Data records
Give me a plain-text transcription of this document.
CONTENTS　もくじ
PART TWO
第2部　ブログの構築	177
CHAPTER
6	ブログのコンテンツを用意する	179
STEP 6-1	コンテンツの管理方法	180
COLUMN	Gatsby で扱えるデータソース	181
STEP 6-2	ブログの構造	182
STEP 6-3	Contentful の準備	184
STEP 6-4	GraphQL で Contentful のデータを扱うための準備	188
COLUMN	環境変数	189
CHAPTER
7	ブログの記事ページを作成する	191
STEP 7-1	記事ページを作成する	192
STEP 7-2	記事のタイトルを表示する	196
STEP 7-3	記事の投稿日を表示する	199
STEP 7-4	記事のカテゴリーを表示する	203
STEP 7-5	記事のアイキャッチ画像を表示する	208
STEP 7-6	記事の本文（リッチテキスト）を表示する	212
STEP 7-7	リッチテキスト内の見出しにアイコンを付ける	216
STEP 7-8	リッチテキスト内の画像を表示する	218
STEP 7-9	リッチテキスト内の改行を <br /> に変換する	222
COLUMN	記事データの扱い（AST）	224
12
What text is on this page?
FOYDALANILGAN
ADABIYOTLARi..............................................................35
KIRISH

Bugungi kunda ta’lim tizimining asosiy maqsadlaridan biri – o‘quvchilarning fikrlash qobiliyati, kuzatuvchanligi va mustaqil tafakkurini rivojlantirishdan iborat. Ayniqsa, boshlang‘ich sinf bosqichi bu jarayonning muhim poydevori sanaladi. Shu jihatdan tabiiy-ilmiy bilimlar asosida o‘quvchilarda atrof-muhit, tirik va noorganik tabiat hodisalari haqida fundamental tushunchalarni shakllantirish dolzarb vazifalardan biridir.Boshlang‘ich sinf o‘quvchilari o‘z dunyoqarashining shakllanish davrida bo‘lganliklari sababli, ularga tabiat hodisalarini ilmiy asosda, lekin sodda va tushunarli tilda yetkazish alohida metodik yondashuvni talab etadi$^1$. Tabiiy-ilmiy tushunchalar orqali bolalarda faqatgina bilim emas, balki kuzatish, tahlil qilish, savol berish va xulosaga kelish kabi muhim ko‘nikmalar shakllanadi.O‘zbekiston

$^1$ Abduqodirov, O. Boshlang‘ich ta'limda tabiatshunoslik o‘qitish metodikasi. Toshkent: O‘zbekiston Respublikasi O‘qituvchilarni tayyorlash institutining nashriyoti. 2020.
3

THE REQUEST:
Your task is to repeat every line exactly.

ANSWER TO THIS PROBLEM:
Give me a plain-text transcription of this document.
CONTENTS　もくじ
PART TWO
第2部　ブログの構築	177
CHAPTER
6	ブログのコンテンツを用意する	179
STEP 6-1	コンテンツの管理方法	180
COLUMN	Gatsby で扱えるデータソース	181
STEP 6-2	ブログの構造	182
STEP 6-3	Contentful の準備	184
STEP 6-4	GraphQL で Contentful のデータを扱うための準備	188
COLUMN	環境変数	189
CHAPTER
7	ブログの記事ページを作成する	191
STEP 7-1	記事ページを作成する	192
STEP 7-2	記事のタイトルを表示する	196
STEP 7-3	記事の投稿日を表示する	199
STEP 7-4	記事のカテゴリーを表示する	203
STEP 7-5	記事のアイキャッチ画像を表示する	208
STEP 7-6	記事の本文（リッチテキスト）を表示する	212
STEP 7-7	リッチテキスト内の見出しにアイコンを付ける	216
STEP 7-8	リッチテキスト内の画像を表示する	218
STEP 7-9	リッチテキスト内の改行を <br /> に変換する	222
COLUMN	記事データの扱い（AST）	224
12
What text is on this page?
FOYDALANILGAN
ADABIYOTLARi..............................................................35
KIRISH

Bugungi kunda ta’lim tizimining asosiy maqsadlaridan biri – o‘quvchilarning fikrlash qobiliyati, kuzatuvchanligi va mustaqil tafakkurini rivojlantirishdan iborat. Ayniqsa, boshlang‘ich sinf bosqichi bu jarayonning muhim poydevori sanaladi. Shu jihatdan tabiiy-ilmiy bilimlar asosida o‘quvchilarda atrof-muhit, tirik va noorganik tabiat hodisalari haqida fundamental tushunchalarni shakllantirish dolzarb vazifalardan biridir.Boshlang‘ich sinf o‘quvchilari o‘z dunyoqarashining shakllanish davrida bo‘lganliklari sababli, ularga tabiat hodisalarini ilmiy asosda, lekin sodda va tushunarli tilda yetkazish alohida metodik yondashuvni talab etadi$^1$. Tabiiy-ilmiy tushunchalar orqali bolalarda faqatgina bilim emas, balki kuzatish, tahlil qilish, savol berish va xulosaga kelish kabi muhim ko‘nikmalar shakllanadi.O‘zbekiston

$^1$ Abduqodirov, O. Boshlang‘ich ta'limda tabiatshunoslik o‘qitish metodikasi. Toshkent: O‘zbekiston Respublikasi O‘qituvchilarni tayyorlash institutining nashriyoti. 2020.
3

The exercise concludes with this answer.